YOUR GOAL: Rewrite the listing from the line with "- history-paragraph: La" up to and including the line with "- owner-photo-detail: [353, 254, 383, 268]", swapping "decoration" for "ornament" and leaving everything else unchanged.

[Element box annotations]

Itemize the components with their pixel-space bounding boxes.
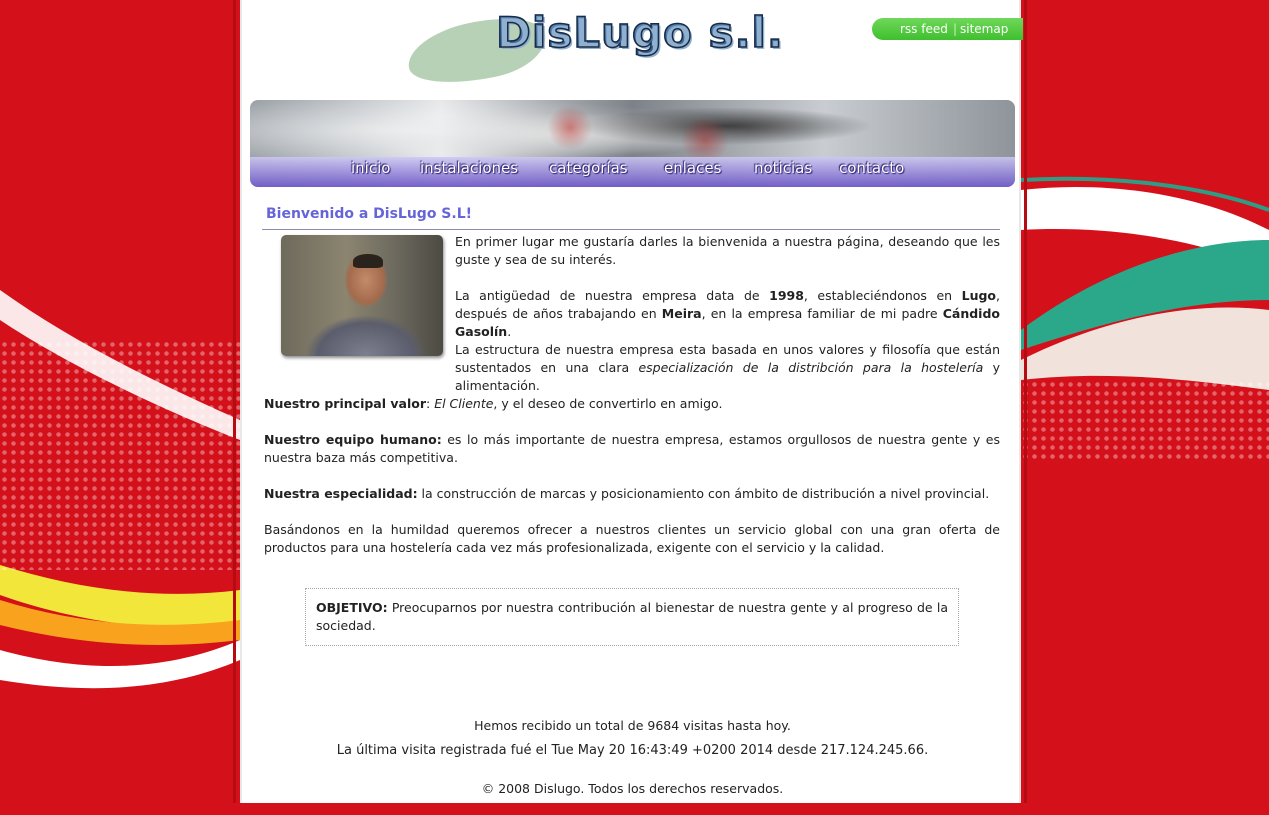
- history-paragraph: La antigüedad de nuestra empresa data de…: [455, 288, 1001, 339]
- nav-item-inicio[interactable]: inicio: [351, 159, 390, 177]
- background-right-decoration: [1021, 0, 1269, 815]
- top-links-separator: |: [953, 22, 958, 36]
- banner-photo: [540, 105, 600, 150]
- top-links-bar: rss feed | sitemap: [872, 18, 1023, 40]
- nav-item-enlaces[interactable]: enlaces: [664, 159, 721, 177]
- last-visit: La última visita registrada fué el Tue M…: [336, 743, 929, 758]
- value-paragraph: Nuestro principal valor: El Cliente, y e…: [264, 396, 723, 411]
- site-logo[interactable]: DisLugo s.l.: [495, 7, 784, 58]
- background-left-decoration: [0, 0, 240, 815]
- nav-item-instalaciones[interactable]: instalaciones: [420, 159, 518, 177]
- intro-paragraph: En primer lugar me gustaría darles la bi…: [455, 234, 1000, 267]
- owner-photo-detail: [353, 254, 383, 268]
- objective-box: OBJETIVO: Preocuparnos por nuestra contr…: [305, 588, 959, 646]
- nav-item-noticias[interactable]: noticias: [754, 159, 812, 177]
- mission-paragraph: Basándonos en la humildad queremos ofrec…: [264, 522, 1000, 555]
- banner-photo-detail: [670, 120, 740, 160]
- team-paragraph: Nuestro equipo humano: es lo más importa…: [264, 432, 1000, 465]
- objective-text: OBJETIVO: Preocuparnos por nuestra contr…: [316, 600, 948, 633]
- page-title: Bienvenido a DisLugo S.L!: [266, 206, 473, 222]
- copyright: © 2008 Dislugo. Todos los derechos reser…: [481, 781, 784, 796]
- nav-item-contacto[interactable]: contacto: [839, 159, 904, 177]
- sitemap-link[interactable]: sitemap: [960, 18, 1008, 40]
- page-border-right: [1024, 0, 1027, 803]
- specialty-paragraph: Nuestra especialidad: la construcción de…: [264, 486, 990, 501]
- visits-counter: Hemos recibido un total de 9684 visitas …: [474, 718, 791, 733]
- halftone-dots: [0, 340, 240, 570]
- title-divider: [262, 229, 1000, 230]
- page-container: DisLugo s.l. rss feed | sitemap inicio i…: [240, 0, 1023, 803]
- nav-item-categorias[interactable]: categorías: [549, 159, 628, 177]
- halftone-dots-right: [1021, 380, 1269, 460]
- structure-paragraph: La estructura de nuestra empresa esta ba…: [455, 342, 1001, 393]
- owner-photo: [281, 235, 443, 356]
- page-border-left: [233, 0, 236, 803]
- rss-feed-link[interactable]: rss feed: [900, 18, 948, 40]
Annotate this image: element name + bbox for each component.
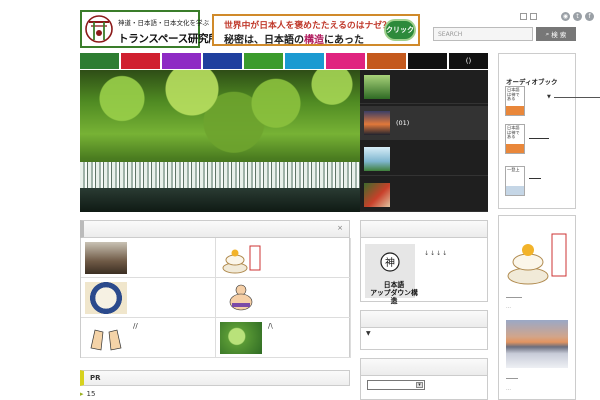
book-band <box>506 144 524 153</box>
clapping-hands-icon <box>90 329 122 351</box>
thumb-label: (01) <box>396 119 410 127</box>
divider <box>529 138 549 139</box>
sunrise-photo[interactable] <box>506 320 568 368</box>
kami-label: 日本語 アップダウン構造 <box>368 281 420 305</box>
sumo-wrestler-icon <box>229 284 253 311</box>
slider-thumb[interactable] <box>360 142 488 176</box>
kami-label-line2: アップダウン構造 <box>370 289 418 306</box>
widget-header <box>360 220 488 238</box>
nav-item[interactable] <box>326 53 365 69</box>
triangle-down-icon: ▼ <box>547 94 551 100</box>
grid-item-text: // <box>133 322 138 330</box>
twitter-icon[interactable]: t <box>573 12 582 21</box>
archive-select[interactable]: ▾ <box>367 380 425 390</box>
nav-item[interactable] <box>244 53 283 69</box>
widget-header <box>360 358 488 376</box>
widget-header <box>360 310 488 328</box>
category-nav: () <box>80 53 488 69</box>
grid-item[interactable] <box>216 278 351 318</box>
pr-list-item[interactable]: ▸ 15 <box>80 390 95 398</box>
divider <box>506 297 522 298</box>
banner-subline: 秘密は、日本語の構造にあった <box>224 31 364 46</box>
thumb-sky-image <box>364 147 390 171</box>
thumb-forest-image <box>364 75 390 99</box>
book-title: 日本語は神である <box>507 125 520 140</box>
promo-banner[interactable]: 世界中が日本人を褒めたたえるのはナゼ？ 秘密は、日本語の構造にあった クリック <box>212 14 420 46</box>
slider-thumb[interactable]: (01) <box>360 106 488 140</box>
search-input[interactable]: SEARCH <box>433 27 533 41</box>
audiobook-cover[interactable]: 日本語は神である <box>505 124 525 154</box>
thumb-sunset-image <box>364 111 390 135</box>
header-icons: ◉ t f <box>520 12 594 21</box>
waterfall <box>80 162 360 188</box>
search-button[interactable]: ⌕ 検 索 <box>536 27 576 41</box>
audiobook-cover[interactable]: 日本語は神である <box>505 86 525 116</box>
banner-headline: 世界中が日本人を褒めたたえるのはナゼ？ <box>224 21 391 31</box>
green-leaf-image <box>220 322 262 354</box>
pointer-line <box>554 97 600 98</box>
banner-subline-a: 秘密は、日本語の <box>224 35 304 46</box>
article-grid: // /\ <box>80 238 351 358</box>
list-widget <box>360 328 488 350</box>
pr-section-title: PR <box>80 370 350 386</box>
pr-item-text: 15 <box>86 390 96 398</box>
audiobook-cover[interactable]: 一登上 <box>505 166 525 196</box>
site-logo[interactable]: 神道・日本語・日本文化を学ぶ トランスペース研究所 <box>80 10 219 48</box>
book-band <box>506 186 524 195</box>
slider-thumbnails: (01) <box>360 70 488 212</box>
header-small-box-icon[interactable] <box>530 13 537 20</box>
close-icon[interactable]: × <box>337 224 343 232</box>
nav-item[interactable] <box>121 53 160 69</box>
nav-item[interactable] <box>408 53 447 69</box>
arrow-right-icon: ▸ <box>80 390 84 398</box>
banner-click-button[interactable]: クリック <box>384 19 416 41</box>
down-arrows: ↓↓↓↓ <box>424 250 449 257</box>
grid-item[interactable] <box>81 278 216 318</box>
banner-subline-b: にあった <box>324 35 364 46</box>
nav-item[interactable] <box>367 53 406 69</box>
kami-label-line1: 日本語 <box>383 281 405 289</box>
nav-item[interactable] <box>203 53 242 69</box>
nav-item[interactable] <box>80 53 119 69</box>
grid-item[interactable]: // <box>81 318 216 358</box>
calligraphy-image <box>85 282 127 314</box>
slider-thumb[interactable] <box>360 70 488 104</box>
grid-item[interactable] <box>216 238 351 278</box>
book-title: 日本語は神である <box>507 87 520 102</box>
slider-thumb[interactable] <box>360 178 488 212</box>
rss-icon[interactable]: ◉ <box>561 12 570 21</box>
search-button-label: 検 索 <box>551 31 567 39</box>
audiobook-title: オーディオブック <box>506 78 558 86</box>
divider <box>529 178 541 179</box>
grid-item-text: /\ <box>268 322 273 330</box>
kami-char: 神 <box>385 256 395 269</box>
grid-item[interactable] <box>81 238 216 278</box>
nav-item[interactable]: () <box>449 53 488 69</box>
bullet: … <box>506 304 511 310</box>
nav-item[interactable] <box>162 53 201 69</box>
shrine-logo-icon <box>85 15 113 43</box>
chevron-down-icon: ▾ <box>416 382 423 388</box>
bullet: … <box>506 386 511 392</box>
featured-slider-image[interactable] <box>80 70 360 212</box>
kagami-mochi-icon <box>222 245 261 274</box>
kagami-mochi-icon <box>507 233 567 285</box>
divider <box>506 378 518 379</box>
logo-tagline: 神道・日本語・日本文化を学ぶ <box>118 19 209 27</box>
campfire-image <box>85 242 127 274</box>
search-icon: ⌕ <box>545 29 550 38</box>
book-band <box>506 106 524 115</box>
book-title: 一登上 <box>507 167 520 172</box>
banner-subline-highlight: 構造 <box>304 35 324 46</box>
widget-header: × <box>80 220 350 238</box>
logo-name: トランスペース研究所 <box>118 33 219 45</box>
facebook-icon[interactable]: f <box>585 12 594 21</box>
grid-item[interactable]: /\ <box>216 318 351 358</box>
waterfall-pool <box>80 188 360 212</box>
thumb-autumn-image <box>364 183 390 207</box>
header-small-box-icon[interactable] <box>520 13 527 20</box>
nav-item[interactable] <box>285 53 324 69</box>
forest-canopy <box>80 70 360 165</box>
triangle-down-icon[interactable]: ▼ <box>366 330 371 337</box>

WRITTEN REPLY:
- history-paragraph: La antigüedad de nuestra empresa data de…: [455, 288, 1001, 339]
- nav-item-inicio[interactable]: inicio: [351, 159, 390, 177]
- background-right-ornament: [1021, 0, 1269, 815]
- top-links-separator: |: [953, 22, 958, 36]
- banner-photo: [540, 105, 600, 150]
- top-links-bar: rss feed | sitemap: [872, 18, 1023, 40]
- nav-item-enlaces[interactable]: enlaces: [664, 159, 721, 177]
- last-visit: La última visita registrada fué el Tue M…: [336, 743, 929, 758]
- value-paragraph: Nuestro principal valor: El Cliente, y e…: [264, 396, 723, 411]
- site-logo[interactable]: DisLugo s.l.: [495, 7, 784, 58]
- background-left-ornament: [0, 0, 240, 815]
- nav-item-instalaciones[interactable]: instalaciones: [420, 159, 518, 177]
- intro-paragraph: En primer lugar me gustaría darles la bi…: [455, 234, 1000, 267]
- owner-photo-detail: [353, 254, 383, 268]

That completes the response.